-- begin Data for the task --
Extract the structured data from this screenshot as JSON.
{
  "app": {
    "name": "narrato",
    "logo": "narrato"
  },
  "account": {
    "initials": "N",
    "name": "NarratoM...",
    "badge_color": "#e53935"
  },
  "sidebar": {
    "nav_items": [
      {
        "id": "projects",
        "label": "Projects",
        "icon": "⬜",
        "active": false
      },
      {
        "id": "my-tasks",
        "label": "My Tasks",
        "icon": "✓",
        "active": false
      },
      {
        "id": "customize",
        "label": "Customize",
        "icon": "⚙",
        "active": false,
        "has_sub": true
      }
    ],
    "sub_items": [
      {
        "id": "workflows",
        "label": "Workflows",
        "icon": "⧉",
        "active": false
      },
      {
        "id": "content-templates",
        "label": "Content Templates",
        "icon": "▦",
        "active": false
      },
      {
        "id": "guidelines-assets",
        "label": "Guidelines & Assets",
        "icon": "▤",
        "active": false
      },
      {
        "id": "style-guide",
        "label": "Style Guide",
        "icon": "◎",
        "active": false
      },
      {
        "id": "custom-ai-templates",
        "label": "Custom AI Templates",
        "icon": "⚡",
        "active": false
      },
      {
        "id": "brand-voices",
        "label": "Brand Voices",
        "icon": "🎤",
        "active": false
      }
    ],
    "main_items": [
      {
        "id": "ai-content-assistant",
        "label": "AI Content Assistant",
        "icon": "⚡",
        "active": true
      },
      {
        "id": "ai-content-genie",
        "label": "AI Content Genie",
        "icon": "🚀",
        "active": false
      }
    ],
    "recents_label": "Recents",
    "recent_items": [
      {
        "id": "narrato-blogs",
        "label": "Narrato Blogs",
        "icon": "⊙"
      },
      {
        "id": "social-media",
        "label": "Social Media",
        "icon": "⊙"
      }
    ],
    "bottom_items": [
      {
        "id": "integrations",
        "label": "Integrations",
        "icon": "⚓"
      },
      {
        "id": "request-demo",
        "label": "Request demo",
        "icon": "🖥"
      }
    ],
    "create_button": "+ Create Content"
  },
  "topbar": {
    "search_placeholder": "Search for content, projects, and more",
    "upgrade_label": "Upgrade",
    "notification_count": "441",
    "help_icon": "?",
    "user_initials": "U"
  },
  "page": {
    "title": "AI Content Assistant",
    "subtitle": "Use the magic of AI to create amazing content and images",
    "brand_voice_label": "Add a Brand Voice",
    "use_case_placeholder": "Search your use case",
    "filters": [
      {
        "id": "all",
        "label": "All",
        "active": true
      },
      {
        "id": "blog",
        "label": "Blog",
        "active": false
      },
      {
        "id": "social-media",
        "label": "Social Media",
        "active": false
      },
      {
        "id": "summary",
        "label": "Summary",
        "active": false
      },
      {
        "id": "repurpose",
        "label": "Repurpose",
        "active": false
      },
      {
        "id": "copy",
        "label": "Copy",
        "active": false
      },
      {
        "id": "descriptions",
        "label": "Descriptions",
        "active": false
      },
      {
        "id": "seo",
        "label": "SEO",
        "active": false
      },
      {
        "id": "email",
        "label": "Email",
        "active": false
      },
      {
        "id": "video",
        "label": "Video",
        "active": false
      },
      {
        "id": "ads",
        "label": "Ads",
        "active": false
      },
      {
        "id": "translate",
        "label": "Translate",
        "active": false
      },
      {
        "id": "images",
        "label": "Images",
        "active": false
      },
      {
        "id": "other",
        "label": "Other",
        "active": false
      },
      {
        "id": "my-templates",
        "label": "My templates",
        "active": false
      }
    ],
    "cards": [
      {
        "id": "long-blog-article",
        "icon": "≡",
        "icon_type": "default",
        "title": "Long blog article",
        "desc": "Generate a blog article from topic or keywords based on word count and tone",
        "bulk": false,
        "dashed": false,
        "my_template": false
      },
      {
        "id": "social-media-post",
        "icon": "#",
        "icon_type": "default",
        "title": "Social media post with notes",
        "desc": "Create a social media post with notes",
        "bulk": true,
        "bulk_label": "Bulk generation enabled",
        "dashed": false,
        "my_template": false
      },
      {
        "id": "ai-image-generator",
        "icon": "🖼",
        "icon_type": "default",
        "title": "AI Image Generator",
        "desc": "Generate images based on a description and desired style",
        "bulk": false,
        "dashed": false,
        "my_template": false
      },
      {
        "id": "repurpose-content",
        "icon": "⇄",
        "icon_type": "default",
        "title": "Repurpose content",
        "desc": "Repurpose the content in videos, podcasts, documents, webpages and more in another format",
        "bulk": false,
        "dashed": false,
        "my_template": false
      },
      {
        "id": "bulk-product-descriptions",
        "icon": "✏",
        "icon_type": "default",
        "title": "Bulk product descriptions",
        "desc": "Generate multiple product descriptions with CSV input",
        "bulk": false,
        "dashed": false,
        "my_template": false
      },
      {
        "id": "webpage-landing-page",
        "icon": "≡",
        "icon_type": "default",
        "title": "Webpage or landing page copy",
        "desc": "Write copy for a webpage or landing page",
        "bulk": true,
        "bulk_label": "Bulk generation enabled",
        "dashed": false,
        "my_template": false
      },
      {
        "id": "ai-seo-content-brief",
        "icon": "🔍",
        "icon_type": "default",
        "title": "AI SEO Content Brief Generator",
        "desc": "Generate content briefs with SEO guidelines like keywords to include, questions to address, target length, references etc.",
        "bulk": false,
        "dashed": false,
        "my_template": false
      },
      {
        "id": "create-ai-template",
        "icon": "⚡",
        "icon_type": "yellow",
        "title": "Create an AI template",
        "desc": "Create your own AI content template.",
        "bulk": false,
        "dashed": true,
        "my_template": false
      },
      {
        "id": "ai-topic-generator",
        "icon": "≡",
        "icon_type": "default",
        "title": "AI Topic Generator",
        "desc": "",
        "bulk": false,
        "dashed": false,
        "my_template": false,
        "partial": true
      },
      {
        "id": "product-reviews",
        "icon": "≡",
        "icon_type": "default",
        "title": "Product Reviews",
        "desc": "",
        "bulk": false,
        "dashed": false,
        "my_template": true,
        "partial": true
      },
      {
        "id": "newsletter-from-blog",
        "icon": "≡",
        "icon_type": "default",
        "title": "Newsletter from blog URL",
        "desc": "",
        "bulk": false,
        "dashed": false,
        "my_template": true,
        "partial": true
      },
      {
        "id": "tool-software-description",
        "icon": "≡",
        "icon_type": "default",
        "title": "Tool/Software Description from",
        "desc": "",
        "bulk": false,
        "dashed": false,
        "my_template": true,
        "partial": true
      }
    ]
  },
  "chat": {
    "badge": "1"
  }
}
-- end Data for the task --
- Given problem: Set down every record above exactly as given.

- Response to the task:
Extract the structured data from this screenshot as JSON.
{
  "app": {
    "name": "narrato",
    "logo": "narrato"
  },
  "account": {
    "initials": "N",
    "name": "NarratoM...",
    "badge_color": "#e53935"
  },
  "sidebar": {
    "nav_items": [
      {
        "id": "projects",
        "label": "Projects",
        "icon": "⬜",
        "active": false
      },
      {
        "id": "my-tasks",
        "label": "My Tasks",
        "icon": "✓",
        "active": false
      },
      {
        "id": "customize",
        "label": "Customize",
        "icon": "⚙",
        "active": false,
        "has_sub": true
      }
    ],
    "sub_items": [
      {
        "id": "workflows",
        "label": "Workflows",
        "icon": "⧉",
        "active": false
      },
      {
        "id": "content-templates",
        "label": "Content Templates",
        "icon": "▦",
        "active": false
      },
      {
        "id": "guidelines-assets",
        "label": "Guidelines & Assets",
        "icon": "▤",
        "active": false
      },
      {
        "id": "style-guide",
        "label": "Style Guide",
        "icon": "◎",
        "active": false
      },
      {
        "id": "custom-ai-templates",
        "label": "Custom AI Templates",
        "icon": "⚡",
        "active": false
      },
      {
        "id": "brand-voices",
        "label": "Brand Voices",
        "icon": "🎤",
        "active": false
      }
    ],
    "main_items": [
      {
        "id": "ai-content-assistant",
        "label": "AI Content Assistant",
        "icon": "⚡",
        "active": true
      },
      {
        "id": "ai-content-genie",
        "label": "AI Content Genie",
        "icon": "🚀",
        "active": false
      }
    ],
    "recents_label": "Recents",
    "recent_items": [
      {
        "id": "narrato-blogs",
        "label": "Narrato Blogs",
        "icon": "⊙"
      },
      {
        "id": "social-media",
        "label": "Social Media",
        "icon": "⊙"
      }
    ],
    "bottom_items": [
      {
        "id": "integrations",
        "label": "Integrations",
        "icon": "⚓"
      },
      {
        "id": "request-demo",
        "label": "Request demo",
        "icon": "🖥"
      }
    ],
    "create_button": "+ Create Content"
  },
  "topbar": {
    "search_placeholder": "Search for content, projects, and more",
    "upgrade_label": "Upgrade",
    "notification_count": "441",
    "help_icon": "?",
    "user_initials": "U"
  },
  "page": {
    "title": "AI Content Assistant",
    "subtitle": "Use the magic of AI to create amazing content and images",
    "brand_voice_label": "Add a Brand Voice",
    "use_case_placeholder": "Search your use case",
    "filters": [
      {
        "id": "all",
        "label": "All",
        "active": true
      },
      {
        "id": "blog",
        "label": "Blog",
        "active": false
      },
      {
        "id": "social-media",
        "label": "Social Media",
        "active": false
      },
      {
        "id": "summary",
        "label": "Summary",
        "active": false
      },
      {
        "id": "repurpose",
        "label": "Repurpose",
        "active": false
      },
      {
        "id": "copy",
        "label": "Copy",
        "active": false
      },
      {
        "id": "descriptions",
        "label": "Descriptions",
        "active": false
      },
      {
        "id": "seo",
        "label": "SEO",
        "active": false
      },
      {
        "id": "email",
        "label": "Email",
        "active": false
      },
      {
        "id": "video",
        "label": "Video",
        "active": false
      },
      {
        "id": "ads",
        "label": "Ads",
        "active": false
      },
      {
        "id": "translate",
        "label": "Translate",
        "active": false
      },
      {
        "id": "images",
        "label": "Images",
        "active": false
      },
      {
        "id": "other",
        "label": "Other",
        "active": false
      },
      {
        "id": "my-templates",
        "label": "My templates",
        "active": false
      }
    ],
    "cards": [
      {
        "id": "long-blog-article",
        "icon": "≡",
        "icon_type": "default",
        "title": "Long blog article",
        "desc": "Generate a blog article from topic or keywords based on word count and tone",
        "bulk": false,
        "dashed": false,
        "my_template": false
      },
      {
        "id": "social-media-post",
        "icon": "#",
        "icon_type": "default",
        "title": "Social media post with notes",
        "desc": "Create a social media post with notes",
        "bulk": true,
        "bulk_label": "Bulk generation enabled",
        "dashed": false,
        "my_template": false
      },
      {
        "id": "ai-image-generator",
        "icon": "🖼",
        "icon_type": "default",
        "title": "AI Image Generator",
        "desc": "Generate images based on a description and desired style",
        "bulk": false,
        "dashed": false,
        "my_template": false
      },
      {
        "id": "repurpose-content",
        "icon": "⇄",
        "icon_type": "default",
        "title": "Repurpose content",
        "desc": "Repurpose the content in videos, podcasts, documents, webpages and more in another format",
        "bulk": false,
        "dashed": false,
        "my_template": false
      },
      {
        "id": "bulk-product-descriptions",
        "icon": "✏",
        "icon_type": "default",
        "title": "Bulk product descriptions",
        "desc": "Generate multiple product descriptions with CSV input",
        "bulk": false,
        "dashed": false,
        "my_template": false
      },
      {
        "id": "webpage-landing-page",
        "icon": "≡",
        "icon_type": "default",
        "title": "Webpage or landing page copy",
        "desc": "Write copy for a webpage or landing page",
        "bulk": true,
        "bulk_label": "Bulk generation enabled",
        "dashed": false,
        "my_template": false
      },
      {
        "id": "ai-seo-content-brief",
        "icon": "🔍",
        "icon_type": "default",
        "title": "AI SEO Content Brief Generator",
        "desc": "Generate content briefs with SEO guidelines like keywords to include, questions to address, target length, references etc.",
        "bulk": false,
        "dashed": false,
        "my_template": false
      },
      {
        "id": "create-ai-template",
        "icon": "⚡",
        "icon_type": "yellow",
        "title": "Create an AI template",
        "desc": "Create your own AI content template.",
        "bulk": false,
        "dashed": true,
        "my_template": false
      },
      {
        "id": "ai-topic-generator",
        "icon": "≡",
        "icon_type": "default",
        "title": "AI Topic Generator",
        "desc": "",
        "bulk": false,
        "dashed": false,
        "my_template": false,
        "partial": true
      },
      {
        "id": "product-reviews",
        "icon": "≡",
        "icon_type": "default",
        "title": "Product Reviews",
        "desc": "",
        "bulk": false,
        "dashed": false,
        "my_template": true,
        "partial": true
      },
      {
        "id": "newsletter-from-blog",
        "icon": "≡",
        "icon_type": "default",
        "title": "Newsletter from blog URL",
        "desc": "",
        "bulk": false,
        "dashed": false,
        "my_template": true,
        "partial": true
      },
      {
        "id": "tool-software-description",
        "icon": "≡",
        "icon_type": "default",
        "title": "Tool/Software Description from",
        "desc": "",
        "bulk": false,
        "dashed": false,
        "my_template": true,
        "partial": true
      }
    ]
  },
  "chat": {
    "badge": "1"
  }
}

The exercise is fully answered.